> _Opdracht A_: Citeer uit de tekst over de gekrulde beuken alles van "Een andere uitleg" tot en met "biezonder verschijnsel blijft.".
> _Opdracht B_: Hoe lang is het pad langs de meest merkwaardige exemplaren volgens de tekst over de gekrulde beuken? Geef alstublieft alleen de lengte.
___ Oefentekst
Een andere uitleg is dat een virus de bomen ooit heeft aangetast. Een meer
wetenschappelijke benadering heeft het over de minerale samenstelling van
de bosgrond. De aanwezigheid van een ondergrondse rivier zou mogelijk voor
een hogere concentratie ijzerhoudende stoffen in de bodem zorgen. Als verklaring
voor de getormenteerde vorm van de beuken wordt ook wel eens verteld dat
een middeleeuwse monnik een vloek had uitgesproken over de inwoners van
Verzy. De verwijzing naar duivelse krachten voor de verklaring van de getormenteerde
takkensconstructies is niet uniek. In het eerder genoemde Süntelwald
werd ook de duivel hiermee in verband gebracht, terwijl nabij het Zweedse
Lund het trollen waren die de beukentakken eigenhandig hadden verwrongen...Feit
is dat het mysterie van de gekrulde beuken nog altijd geen eensluidende
verklaring kent en een biezonder verschijnsel blijft.
> Je kan een pad volgen van bijna 2 kilometer dat langs
de meest merkwaardige exemplaren loopt. Er wordt sterk op aangedongen om
dat wandelpad niet te verlaten en ook zeker niet onder het bladerdak van
de bomen te kruipen. Menselijke aanwezigheid vormt immers het grootste gevaar
voor het voortbestaan van deze beuken. Platgelopen aarde verstikt de wortels
en bemoeilijkt de inworteling van nieuwe bomen. Respecteer daarom de afsluitingen
rond de beuken. De mens helpt deze traag groeiende beuken tegenwoordig ook
door sneller groeiende planten rond de beuken te verwijderen, zodat ze wat
ruimte krijgen.
______
___ Aangeleverde gegevens
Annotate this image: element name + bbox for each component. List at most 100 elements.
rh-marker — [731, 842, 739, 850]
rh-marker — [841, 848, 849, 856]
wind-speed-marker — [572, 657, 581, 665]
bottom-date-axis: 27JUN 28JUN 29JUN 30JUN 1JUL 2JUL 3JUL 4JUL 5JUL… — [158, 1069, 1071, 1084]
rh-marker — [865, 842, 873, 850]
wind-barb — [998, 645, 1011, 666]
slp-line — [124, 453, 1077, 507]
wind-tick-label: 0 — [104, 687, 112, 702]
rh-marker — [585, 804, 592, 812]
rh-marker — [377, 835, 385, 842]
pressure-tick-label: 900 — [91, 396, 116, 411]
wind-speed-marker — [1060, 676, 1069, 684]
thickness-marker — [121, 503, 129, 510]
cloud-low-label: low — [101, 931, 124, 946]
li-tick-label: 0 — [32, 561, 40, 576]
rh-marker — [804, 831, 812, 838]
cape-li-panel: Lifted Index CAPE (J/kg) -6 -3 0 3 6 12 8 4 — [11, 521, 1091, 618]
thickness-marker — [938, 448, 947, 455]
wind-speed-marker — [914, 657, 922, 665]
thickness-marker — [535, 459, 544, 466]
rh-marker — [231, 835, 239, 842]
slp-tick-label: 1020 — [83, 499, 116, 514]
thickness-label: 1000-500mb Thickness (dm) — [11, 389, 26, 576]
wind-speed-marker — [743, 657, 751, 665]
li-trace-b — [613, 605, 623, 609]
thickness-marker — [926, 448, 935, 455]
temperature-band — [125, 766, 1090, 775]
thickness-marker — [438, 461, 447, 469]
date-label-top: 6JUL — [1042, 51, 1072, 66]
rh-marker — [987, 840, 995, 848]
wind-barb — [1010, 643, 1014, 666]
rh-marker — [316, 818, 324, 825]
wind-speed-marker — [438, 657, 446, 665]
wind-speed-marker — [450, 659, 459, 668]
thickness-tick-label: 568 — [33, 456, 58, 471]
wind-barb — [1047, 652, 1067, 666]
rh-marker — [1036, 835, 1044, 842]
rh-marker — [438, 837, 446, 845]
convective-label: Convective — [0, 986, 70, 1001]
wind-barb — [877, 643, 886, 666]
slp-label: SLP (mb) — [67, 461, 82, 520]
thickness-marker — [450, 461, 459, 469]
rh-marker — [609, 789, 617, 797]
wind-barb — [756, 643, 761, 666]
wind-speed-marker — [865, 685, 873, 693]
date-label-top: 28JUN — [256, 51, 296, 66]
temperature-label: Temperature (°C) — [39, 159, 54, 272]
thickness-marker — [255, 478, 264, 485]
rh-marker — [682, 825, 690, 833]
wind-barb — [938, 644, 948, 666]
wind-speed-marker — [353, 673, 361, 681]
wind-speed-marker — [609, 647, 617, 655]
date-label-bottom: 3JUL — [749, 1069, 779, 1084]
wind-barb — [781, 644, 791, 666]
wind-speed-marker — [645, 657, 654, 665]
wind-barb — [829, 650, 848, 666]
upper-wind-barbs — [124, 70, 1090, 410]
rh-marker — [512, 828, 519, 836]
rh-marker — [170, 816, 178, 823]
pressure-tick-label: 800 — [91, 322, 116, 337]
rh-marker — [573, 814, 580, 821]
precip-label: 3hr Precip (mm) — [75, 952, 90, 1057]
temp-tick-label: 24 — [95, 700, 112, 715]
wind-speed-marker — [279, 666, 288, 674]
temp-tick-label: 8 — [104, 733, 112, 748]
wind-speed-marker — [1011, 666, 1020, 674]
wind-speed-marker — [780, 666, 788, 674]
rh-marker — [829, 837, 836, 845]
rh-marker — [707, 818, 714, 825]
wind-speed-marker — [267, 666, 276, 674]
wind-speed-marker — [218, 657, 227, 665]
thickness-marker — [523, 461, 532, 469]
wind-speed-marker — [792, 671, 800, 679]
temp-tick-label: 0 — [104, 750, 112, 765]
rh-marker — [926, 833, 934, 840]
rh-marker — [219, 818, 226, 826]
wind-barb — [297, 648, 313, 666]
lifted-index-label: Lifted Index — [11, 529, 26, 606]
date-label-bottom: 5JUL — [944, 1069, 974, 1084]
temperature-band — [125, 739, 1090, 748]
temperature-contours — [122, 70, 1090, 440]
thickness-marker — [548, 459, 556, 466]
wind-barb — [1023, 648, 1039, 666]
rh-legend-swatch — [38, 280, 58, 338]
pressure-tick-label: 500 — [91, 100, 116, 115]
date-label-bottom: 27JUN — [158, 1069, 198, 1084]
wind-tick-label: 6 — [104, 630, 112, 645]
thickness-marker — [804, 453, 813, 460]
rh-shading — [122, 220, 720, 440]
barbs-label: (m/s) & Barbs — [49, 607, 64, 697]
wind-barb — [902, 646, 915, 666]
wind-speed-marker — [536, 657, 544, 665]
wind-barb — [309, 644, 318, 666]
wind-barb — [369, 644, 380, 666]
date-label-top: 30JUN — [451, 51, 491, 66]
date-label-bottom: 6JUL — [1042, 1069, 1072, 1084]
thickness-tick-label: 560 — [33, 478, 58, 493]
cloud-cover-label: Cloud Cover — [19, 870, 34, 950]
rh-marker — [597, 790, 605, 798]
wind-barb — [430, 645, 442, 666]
______
> _Antwoordvak A_:
Een andere uitleg is dat een virus de bomen ooit heeft aangetast. Een meer
wetenschappelijke benadering heeft het over de minerale samenstelling van
de bosgrond. De aanwezigheid van een ondergrondse rivier zou mogelijk voor
een hogere concentratie ijzerhoudende stoffen in de bodem zorgen. Als verklaring
voor de getormenteerde vorm van de beuken wordt ook wel eens verteld dat
een middeleeuwse monnik een vloek had uitgesproken over de inwoners van
Verzy. De verwijzing naar duivelse krachten voor de verklaring van de getormenteerde
takkensconstructies is niet uniek. In het eerder genoemde Süntelwald
werd ook de duivel hiermee in verband gebracht, terwijl nabij het Zweedse
Lund het trollen waren die de beukentakken eigenhandig hadden verwrongen...Feit
is dat het mysterie van de gekrulde beuken nog altijd geen eensluidende
verklaring kent en een biezonder verschijnsel blijft.

> _Antwoordvak B_: Bijna 2 kilometer.